Stored data entries
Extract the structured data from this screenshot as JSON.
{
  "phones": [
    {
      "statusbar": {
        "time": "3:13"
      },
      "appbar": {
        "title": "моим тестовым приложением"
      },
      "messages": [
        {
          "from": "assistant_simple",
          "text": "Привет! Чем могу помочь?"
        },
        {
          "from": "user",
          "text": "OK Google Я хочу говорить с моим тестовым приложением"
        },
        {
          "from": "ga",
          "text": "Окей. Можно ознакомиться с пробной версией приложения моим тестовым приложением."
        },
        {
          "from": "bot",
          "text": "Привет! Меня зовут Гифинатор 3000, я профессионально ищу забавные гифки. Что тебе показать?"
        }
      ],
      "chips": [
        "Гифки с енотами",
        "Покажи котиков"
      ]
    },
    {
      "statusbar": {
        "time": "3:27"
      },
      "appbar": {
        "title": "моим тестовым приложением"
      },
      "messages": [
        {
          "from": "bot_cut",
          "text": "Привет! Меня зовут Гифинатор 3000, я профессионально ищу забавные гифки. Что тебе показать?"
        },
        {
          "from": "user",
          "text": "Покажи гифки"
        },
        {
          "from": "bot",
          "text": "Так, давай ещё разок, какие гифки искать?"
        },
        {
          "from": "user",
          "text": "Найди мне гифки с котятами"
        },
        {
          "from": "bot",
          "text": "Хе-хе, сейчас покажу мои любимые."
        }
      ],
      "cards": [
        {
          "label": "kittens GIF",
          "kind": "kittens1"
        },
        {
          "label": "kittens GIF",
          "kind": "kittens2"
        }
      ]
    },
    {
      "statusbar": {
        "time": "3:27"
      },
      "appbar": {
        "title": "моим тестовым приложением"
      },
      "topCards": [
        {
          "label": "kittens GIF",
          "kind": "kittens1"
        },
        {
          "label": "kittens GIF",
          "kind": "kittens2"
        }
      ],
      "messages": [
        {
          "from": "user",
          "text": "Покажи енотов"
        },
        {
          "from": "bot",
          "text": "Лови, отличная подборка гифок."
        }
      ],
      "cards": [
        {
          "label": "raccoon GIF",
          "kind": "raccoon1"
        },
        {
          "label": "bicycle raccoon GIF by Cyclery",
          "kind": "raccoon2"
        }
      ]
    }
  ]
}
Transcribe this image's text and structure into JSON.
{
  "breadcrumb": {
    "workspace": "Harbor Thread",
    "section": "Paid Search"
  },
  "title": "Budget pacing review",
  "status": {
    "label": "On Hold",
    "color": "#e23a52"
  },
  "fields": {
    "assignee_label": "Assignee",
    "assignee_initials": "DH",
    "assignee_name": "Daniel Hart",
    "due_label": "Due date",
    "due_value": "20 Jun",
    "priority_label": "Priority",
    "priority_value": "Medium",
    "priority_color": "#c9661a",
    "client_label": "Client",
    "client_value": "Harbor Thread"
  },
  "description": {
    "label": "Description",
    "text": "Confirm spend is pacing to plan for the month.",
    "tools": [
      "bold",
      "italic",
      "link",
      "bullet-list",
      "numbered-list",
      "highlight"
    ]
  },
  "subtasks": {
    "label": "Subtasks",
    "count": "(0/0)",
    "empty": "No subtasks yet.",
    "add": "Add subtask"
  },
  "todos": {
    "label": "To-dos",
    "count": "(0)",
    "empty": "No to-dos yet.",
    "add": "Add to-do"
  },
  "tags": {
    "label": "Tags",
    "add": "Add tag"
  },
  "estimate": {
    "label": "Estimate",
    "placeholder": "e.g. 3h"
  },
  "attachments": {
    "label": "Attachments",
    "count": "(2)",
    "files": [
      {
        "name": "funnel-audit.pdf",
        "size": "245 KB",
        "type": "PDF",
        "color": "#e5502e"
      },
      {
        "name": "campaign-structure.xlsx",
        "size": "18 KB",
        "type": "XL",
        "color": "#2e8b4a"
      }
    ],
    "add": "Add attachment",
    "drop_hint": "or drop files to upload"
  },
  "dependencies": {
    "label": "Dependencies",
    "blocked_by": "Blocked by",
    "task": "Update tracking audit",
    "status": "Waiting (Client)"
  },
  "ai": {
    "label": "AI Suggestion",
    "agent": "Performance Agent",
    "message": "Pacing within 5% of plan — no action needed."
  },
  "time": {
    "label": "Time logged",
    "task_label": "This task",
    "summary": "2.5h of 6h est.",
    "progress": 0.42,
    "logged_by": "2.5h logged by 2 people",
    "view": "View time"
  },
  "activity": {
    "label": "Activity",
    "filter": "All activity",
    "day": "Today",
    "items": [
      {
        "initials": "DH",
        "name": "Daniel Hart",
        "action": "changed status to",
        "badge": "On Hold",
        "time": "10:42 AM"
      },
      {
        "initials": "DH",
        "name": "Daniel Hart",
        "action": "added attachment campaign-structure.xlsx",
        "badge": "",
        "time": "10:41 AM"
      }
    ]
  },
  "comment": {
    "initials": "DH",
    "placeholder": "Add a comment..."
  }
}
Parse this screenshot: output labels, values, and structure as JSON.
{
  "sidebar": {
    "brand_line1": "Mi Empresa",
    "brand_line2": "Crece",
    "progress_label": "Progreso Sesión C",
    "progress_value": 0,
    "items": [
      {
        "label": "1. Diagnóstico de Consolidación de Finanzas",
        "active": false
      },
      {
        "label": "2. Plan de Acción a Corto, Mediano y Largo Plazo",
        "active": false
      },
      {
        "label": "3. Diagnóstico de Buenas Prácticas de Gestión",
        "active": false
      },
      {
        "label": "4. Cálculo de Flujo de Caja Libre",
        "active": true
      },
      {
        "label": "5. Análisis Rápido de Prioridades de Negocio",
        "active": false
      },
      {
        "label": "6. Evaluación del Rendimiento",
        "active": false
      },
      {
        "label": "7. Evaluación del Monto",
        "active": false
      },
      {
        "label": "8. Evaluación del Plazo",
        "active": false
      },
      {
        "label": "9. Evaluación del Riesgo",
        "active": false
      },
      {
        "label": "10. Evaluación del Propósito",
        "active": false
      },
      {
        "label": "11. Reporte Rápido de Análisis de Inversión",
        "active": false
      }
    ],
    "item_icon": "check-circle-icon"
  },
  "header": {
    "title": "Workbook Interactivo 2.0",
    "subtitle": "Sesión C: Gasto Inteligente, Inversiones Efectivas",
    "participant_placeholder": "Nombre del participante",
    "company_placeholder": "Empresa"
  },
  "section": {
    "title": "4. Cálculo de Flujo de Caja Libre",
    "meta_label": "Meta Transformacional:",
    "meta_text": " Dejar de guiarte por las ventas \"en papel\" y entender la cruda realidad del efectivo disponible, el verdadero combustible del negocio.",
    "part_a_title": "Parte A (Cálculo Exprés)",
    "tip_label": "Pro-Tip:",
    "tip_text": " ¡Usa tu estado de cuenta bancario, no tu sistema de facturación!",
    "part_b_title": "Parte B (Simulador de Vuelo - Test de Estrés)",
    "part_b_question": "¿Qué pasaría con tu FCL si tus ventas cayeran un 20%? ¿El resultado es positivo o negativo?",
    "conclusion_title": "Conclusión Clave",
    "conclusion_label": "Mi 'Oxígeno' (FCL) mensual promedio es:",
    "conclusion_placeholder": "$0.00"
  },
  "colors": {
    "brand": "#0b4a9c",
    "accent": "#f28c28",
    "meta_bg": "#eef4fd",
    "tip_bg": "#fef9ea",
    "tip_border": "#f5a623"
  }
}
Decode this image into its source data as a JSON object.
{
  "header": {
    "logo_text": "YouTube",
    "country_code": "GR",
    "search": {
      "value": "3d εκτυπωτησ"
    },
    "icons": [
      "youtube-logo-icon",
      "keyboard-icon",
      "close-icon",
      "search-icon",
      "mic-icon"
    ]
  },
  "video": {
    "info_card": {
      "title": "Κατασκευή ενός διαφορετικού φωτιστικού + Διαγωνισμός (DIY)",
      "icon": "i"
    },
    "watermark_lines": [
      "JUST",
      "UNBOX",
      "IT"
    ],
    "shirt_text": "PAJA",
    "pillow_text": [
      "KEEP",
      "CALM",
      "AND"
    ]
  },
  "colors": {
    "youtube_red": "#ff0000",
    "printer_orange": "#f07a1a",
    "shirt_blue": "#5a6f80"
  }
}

→ **Job**
Find the string "Sesión" in the records, then copy each line where it occurs.

→ **The result**
    "progress_label": "Progreso Sesión C",
    "subtitle": "Sesión C: Gasto Inteligente, Inversiones Efectivas",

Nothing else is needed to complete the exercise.